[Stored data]
□ □ □ □ □
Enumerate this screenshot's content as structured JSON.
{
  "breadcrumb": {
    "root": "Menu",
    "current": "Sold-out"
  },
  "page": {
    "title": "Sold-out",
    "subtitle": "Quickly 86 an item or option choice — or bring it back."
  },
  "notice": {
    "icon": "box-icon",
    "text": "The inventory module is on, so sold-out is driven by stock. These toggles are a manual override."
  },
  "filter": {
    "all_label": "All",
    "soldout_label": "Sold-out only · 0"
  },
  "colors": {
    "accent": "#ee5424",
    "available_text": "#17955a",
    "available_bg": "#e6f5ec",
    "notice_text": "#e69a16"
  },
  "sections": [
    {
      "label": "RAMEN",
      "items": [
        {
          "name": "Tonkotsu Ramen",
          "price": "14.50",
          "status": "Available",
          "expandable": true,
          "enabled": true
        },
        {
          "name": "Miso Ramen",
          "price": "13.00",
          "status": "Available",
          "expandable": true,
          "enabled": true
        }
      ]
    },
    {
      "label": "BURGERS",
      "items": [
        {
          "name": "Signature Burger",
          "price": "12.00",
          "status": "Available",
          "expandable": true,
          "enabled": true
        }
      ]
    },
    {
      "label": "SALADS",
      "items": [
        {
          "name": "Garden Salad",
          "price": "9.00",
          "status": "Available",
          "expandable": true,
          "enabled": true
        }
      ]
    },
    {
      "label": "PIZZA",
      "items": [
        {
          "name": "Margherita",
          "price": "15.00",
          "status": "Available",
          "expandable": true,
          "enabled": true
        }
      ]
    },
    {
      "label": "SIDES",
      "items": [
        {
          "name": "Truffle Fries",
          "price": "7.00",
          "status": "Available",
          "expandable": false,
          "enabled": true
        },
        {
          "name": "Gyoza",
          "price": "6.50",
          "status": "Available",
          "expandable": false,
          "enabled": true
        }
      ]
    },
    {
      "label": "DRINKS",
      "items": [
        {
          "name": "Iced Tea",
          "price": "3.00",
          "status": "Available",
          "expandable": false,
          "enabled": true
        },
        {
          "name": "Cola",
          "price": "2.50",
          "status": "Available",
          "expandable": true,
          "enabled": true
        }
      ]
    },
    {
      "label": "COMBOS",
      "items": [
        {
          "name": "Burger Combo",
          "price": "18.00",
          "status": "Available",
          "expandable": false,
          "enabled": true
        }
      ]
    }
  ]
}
□ □ □ □ □
== Written request ==
Transcribe the material above in its entirety. Match it exactly.

== Task solution ==
Enumerate this screenshot's content as structured JSON.
{
  "breadcrumb": {
    "root": "Menu",
    "current": "Sold-out"
  },
  "page": {
    "title": "Sold-out",
    "subtitle": "Quickly 86 an item or option choice — or bring it back."
  },
  "notice": {
    "icon": "box-icon",
    "text": "The inventory module is on, so sold-out is driven by stock. These toggles are a manual override."
  },
  "filter": {
    "all_label": "All",
    "soldout_label": "Sold-out only · 0"
  },
  "colors": {
    "accent": "#ee5424",
    "available_text": "#17955a",
    "available_bg": "#e6f5ec",
    "notice_text": "#e69a16"
  },
  "sections": [
    {
      "label": "RAMEN",
      "items": [
        {
          "name": "Tonkotsu Ramen",
          "price": "14.50",
          "status": "Available",
          "expandable": true,
          "enabled": true
        },
        {
          "name": "Miso Ramen",
          "price": "13.00",
          "status": "Available",
          "expandable": true,
          "enabled": true
        }
      ]
    },
    {
      "label": "BURGERS",
      "items": [
        {
          "name": "Signature Burger",
          "price": "12.00",
          "status": "Available",
          "expandable": true,
          "enabled": true
        }
      ]
    },
    {
      "label": "SALADS",
      "items": [
        {
          "name": "Garden Salad",
          "price": "9.00",
          "status": "Available",
          "expandable": true,
          "enabled": true
        }
      ]
    },
    {
      "label": "PIZZA",
      "items": [
        {
          "name": "Margherita",
          "price": "15.00",
          "status": "Available",
          "expandable": true,
          "enabled": true
        }
      ]
    },
    {
      "label": "SIDES",
      "items": [
        {
          "name": "Truffle Fries",
          "price": "7.00",
          "status": "Available",
          "expandable": false,
          "enabled": true
        },
        {
          "name": "Gyoza",
          "price": "6.50",
          "status": "Available",
          "expandable": false,
          "enabled": true
        }
      ]
    },
    {
      "label": "DRINKS",
      "items": [
        {
          "name": "Iced Tea",
          "price": "3.00",
          "status": "Available",
          "expandable": false,
          "enabled": true
        },
        {
          "name": "Cola",
          "price": "2.50",
          "status": "Available",
          "expandable": true,
          "enabled": true
        }
      ]
    },
    {
      "label": "COMBOS",
      "items": [
        {
          "name": "Burger Combo",
          "price": "18.00",
          "status": "Available",
          "expandable": false,
          "enabled": true
        }
      ]
    }
  ]
}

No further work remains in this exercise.